→ **Supplied entries**:
★ ★ ★

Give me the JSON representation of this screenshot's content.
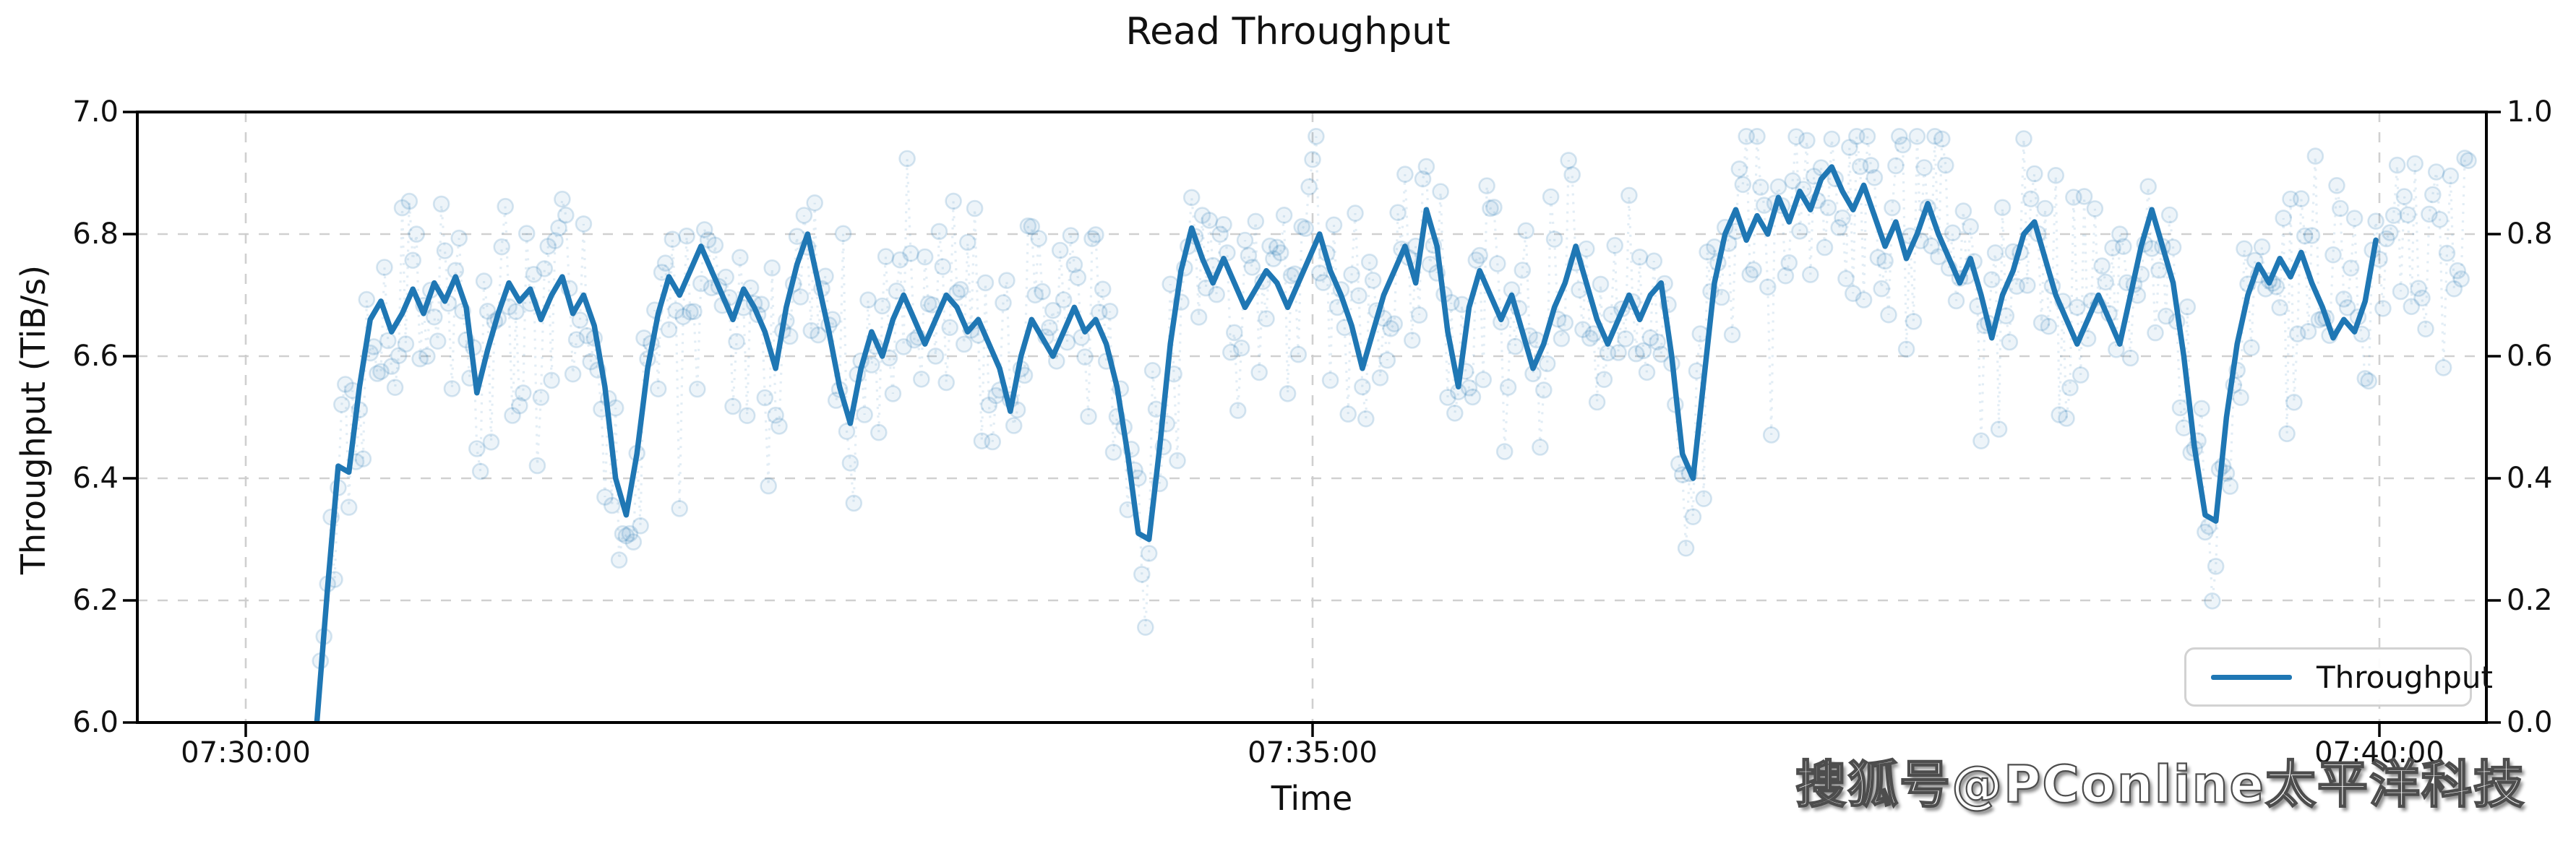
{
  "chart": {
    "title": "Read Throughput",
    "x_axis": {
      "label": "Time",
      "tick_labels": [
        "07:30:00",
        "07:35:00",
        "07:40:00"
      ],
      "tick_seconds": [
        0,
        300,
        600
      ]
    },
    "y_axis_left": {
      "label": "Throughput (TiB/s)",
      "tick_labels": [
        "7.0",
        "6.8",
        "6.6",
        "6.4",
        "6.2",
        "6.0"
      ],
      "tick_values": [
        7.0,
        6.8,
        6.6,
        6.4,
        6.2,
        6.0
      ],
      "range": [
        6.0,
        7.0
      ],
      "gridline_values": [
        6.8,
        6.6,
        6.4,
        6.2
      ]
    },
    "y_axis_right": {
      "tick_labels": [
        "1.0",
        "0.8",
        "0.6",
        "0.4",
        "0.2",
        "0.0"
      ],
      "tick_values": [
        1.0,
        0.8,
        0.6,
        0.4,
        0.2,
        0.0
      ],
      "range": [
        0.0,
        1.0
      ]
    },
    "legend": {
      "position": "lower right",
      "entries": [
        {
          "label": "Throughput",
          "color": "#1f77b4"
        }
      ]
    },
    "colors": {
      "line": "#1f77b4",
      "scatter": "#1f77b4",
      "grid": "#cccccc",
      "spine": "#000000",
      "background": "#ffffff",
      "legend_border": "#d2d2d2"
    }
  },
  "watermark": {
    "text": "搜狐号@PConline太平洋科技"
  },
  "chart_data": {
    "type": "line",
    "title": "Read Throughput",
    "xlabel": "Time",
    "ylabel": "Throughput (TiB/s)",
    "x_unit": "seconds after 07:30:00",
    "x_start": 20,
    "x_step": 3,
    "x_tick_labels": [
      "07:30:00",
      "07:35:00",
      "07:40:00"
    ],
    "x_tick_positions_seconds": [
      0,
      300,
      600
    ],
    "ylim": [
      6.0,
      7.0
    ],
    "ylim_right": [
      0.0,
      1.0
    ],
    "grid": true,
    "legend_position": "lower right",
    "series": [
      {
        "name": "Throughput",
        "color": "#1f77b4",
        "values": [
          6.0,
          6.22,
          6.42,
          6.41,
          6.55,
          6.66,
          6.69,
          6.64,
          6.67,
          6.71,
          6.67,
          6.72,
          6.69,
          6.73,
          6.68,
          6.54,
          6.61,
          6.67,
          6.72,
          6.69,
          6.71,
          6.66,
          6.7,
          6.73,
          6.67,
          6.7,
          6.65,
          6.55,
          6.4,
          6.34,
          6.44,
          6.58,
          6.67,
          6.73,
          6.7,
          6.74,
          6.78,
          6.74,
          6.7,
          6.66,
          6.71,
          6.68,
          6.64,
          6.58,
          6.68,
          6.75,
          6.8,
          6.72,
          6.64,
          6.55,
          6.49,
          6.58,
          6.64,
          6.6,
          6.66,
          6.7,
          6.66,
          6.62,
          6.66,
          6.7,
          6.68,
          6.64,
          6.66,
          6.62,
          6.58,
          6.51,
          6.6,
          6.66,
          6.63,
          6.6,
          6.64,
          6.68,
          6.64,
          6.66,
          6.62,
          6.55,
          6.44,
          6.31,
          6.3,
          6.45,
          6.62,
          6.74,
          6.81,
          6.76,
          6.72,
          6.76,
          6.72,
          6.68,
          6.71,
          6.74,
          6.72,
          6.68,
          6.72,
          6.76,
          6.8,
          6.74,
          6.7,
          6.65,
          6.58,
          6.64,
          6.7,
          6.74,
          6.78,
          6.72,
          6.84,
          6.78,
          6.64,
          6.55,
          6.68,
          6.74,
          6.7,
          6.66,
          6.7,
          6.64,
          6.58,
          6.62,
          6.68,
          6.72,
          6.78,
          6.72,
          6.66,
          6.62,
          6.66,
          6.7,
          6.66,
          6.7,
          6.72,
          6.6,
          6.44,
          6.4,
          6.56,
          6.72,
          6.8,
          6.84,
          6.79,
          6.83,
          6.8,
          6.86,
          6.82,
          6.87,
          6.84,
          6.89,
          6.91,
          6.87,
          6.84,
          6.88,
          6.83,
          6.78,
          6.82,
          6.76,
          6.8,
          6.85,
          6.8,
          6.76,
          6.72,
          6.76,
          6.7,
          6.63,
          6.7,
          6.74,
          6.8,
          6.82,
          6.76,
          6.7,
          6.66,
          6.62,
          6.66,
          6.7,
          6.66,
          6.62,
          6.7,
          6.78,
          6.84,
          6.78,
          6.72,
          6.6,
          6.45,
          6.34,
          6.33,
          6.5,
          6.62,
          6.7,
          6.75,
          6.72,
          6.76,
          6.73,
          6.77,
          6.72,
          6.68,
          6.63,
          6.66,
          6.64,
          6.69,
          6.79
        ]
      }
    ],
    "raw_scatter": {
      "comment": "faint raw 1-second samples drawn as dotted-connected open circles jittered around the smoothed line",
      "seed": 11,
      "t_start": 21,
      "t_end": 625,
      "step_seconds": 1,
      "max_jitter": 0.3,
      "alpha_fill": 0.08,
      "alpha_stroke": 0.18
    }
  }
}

★ ★ ★

→ **Job**: Make an exact reproduction of the listing above, without any pictures.

→ **Reply**:
Give me the JSON representation of this screenshot's content.
{
  "chart": {
    "title": "Read Throughput",
    "x_axis": {
      "label": "Time",
      "tick_labels": [
        "07:30:00",
        "07:35:00",
        "07:40:00"
      ],
      "tick_seconds": [
        0,
        300,
        600
      ]
    },
    "y_axis_left": {
      "label": "Throughput (TiB/s)",
      "tick_labels": [
        "7.0",
        "6.8",
        "6.6",
        "6.4",
        "6.2",
        "6.0"
      ],
      "tick_values": [
        7.0,
        6.8,
        6.6,
        6.4,
        6.2,
        6.0
      ],
      "range": [
        6.0,
        7.0
      ],
      "gridline_values": [
        6.8,
        6.6,
        6.4,
        6.2
      ]
    },
    "y_axis_right": {
      "tick_labels": [
        "1.0",
        "0.8",
        "0.6",
        "0.4",
        "0.2",
        "0.0"
      ],
      "tick_values": [
        1.0,
        0.8,
        0.6,
        0.4,
        0.2,
        0.0
      ],
      "range": [
        0.0,
        1.0
      ]
    },
    "legend": {
      "position": "lower right",
      "entries": [
        {
          "label": "Throughput",
          "color": "#1f77b4"
        }
      ]
    },
    "colors": {
      "line": "#1f77b4",
      "scatter": "#1f77b4",
      "grid": "#cccccc",
      "spine": "#000000",
      "background": "#ffffff",
      "legend_border": "#d2d2d2"
    }
  },
  "watermark": {
    "text": "搜狐号@PConline太平洋科技"
  },
  "chart_data": {
    "type": "line",
    "title": "Read Throughput",
    "xlabel": "Time",
    "ylabel": "Throughput (TiB/s)",
    "x_unit": "seconds after 07:30:00",
    "x_start": 20,
    "x_step": 3,
    "x_tick_labels": [
      "07:30:00",
      "07:35:00",
      "07:40:00"
    ],
    "x_tick_positions_seconds": [
      0,
      300,
      600
    ],
    "ylim": [
      6.0,
      7.0
    ],
    "ylim_right": [
      0.0,
      1.0
    ],
    "grid": true,
    "legend_position": "lower right",
    "series": [
      {
        "name": "Throughput",
        "color": "#1f77b4",
        "values": [
          6.0,
          6.22,
          6.42,
          6.41,
          6.55,
          6.66,
          6.69,
          6.64,
          6.67,
          6.71,
          6.67,
          6.72,
          6.69,
          6.73,
          6.68,
          6.54,
          6.61,
          6.67,
          6.72,
          6.69,
          6.71,
          6.66,
          6.7,
          6.73,
          6.67,
          6.7,
          6.65,
          6.55,
          6.4,
          6.34,
          6.44,
          6.58,
          6.67,
          6.73,
          6.7,
          6.74,
          6.78,
          6.74,
          6.7,
          6.66,
          6.71,
          6.68,
          6.64,
          6.58,
          6.68,
          6.75,
          6.8,
          6.72,
          6.64,
          6.55,
          6.49,
          6.58,
          6.64,
          6.6,
          6.66,
          6.7,
          6.66,
          6.62,
          6.66,
          6.7,
          6.68,
          6.64,
          6.66,
          6.62,
          6.58,
          6.51,
          6.6,
          6.66,
          6.63,
          6.6,
          6.64,
          6.68,
          6.64,
          6.66,
          6.62,
          6.55,
          6.44,
          6.31,
          6.3,
          6.45,
          6.62,
          6.74,
          6.81,
          6.76,
          6.72,
          6.76,
          6.72,
          6.68,
          6.71,
          6.74,
          6.72,
          6.68,
          6.72,
          6.76,
          6.8,
          6.74,
          6.7,
          6.65,
          6.58,
          6.64,
          6.7,
          6.74,
          6.78,
          6.72,
          6.84,
          6.78,
          6.64,
          6.55,
          6.68,
          6.74,
          6.7,
          6.66,
          6.7,
          6.64,
          6.58,
          6.62,
          6.68,
          6.72,
          6.78,
          6.72,
          6.66,
          6.62,
          6.66,
          6.7,
          6.66,
          6.7,
          6.72,
          6.6,
          6.44,
          6.4,
          6.56,
          6.72,
          6.8,
          6.84,
          6.79,
          6.83,
          6.8,
          6.86,
          6.82,
          6.87,
          6.84,
          6.89,
          6.91,
          6.87,
          6.84,
          6.88,
          6.83,
          6.78,
          6.82,
          6.76,
          6.8,
          6.85,
          6.8,
          6.76,
          6.72,
          6.76,
          6.7,
          6.63,
          6.7,
          6.74,
          6.8,
          6.82,
          6.76,
          6.7,
          6.66,
          6.62,
          6.66,
          6.7,
          6.66,
          6.62,
          6.7,
          6.78,
          6.84,
          6.78,
          6.72,
          6.6,
          6.45,
          6.34,
          6.33,
          6.5,
          6.62,
          6.7,
          6.75,
          6.72,
          6.76,
          6.73,
          6.77,
          6.72,
          6.68,
          6.63,
          6.66,
          6.64,
          6.69,
          6.79
        ]
      }
    ],
    "raw_scatter": {
      "comment": "faint raw 1-second samples drawn as dotted-connected open circles jittered around the smoothed line",
      "seed": 11,
      "t_start": 21,
      "t_end": 625,
      "step_seconds": 1,
      "max_jitter": 0.3,
      "alpha_fill": 0.08,
      "alpha_stroke": 0.18
    }
  }
}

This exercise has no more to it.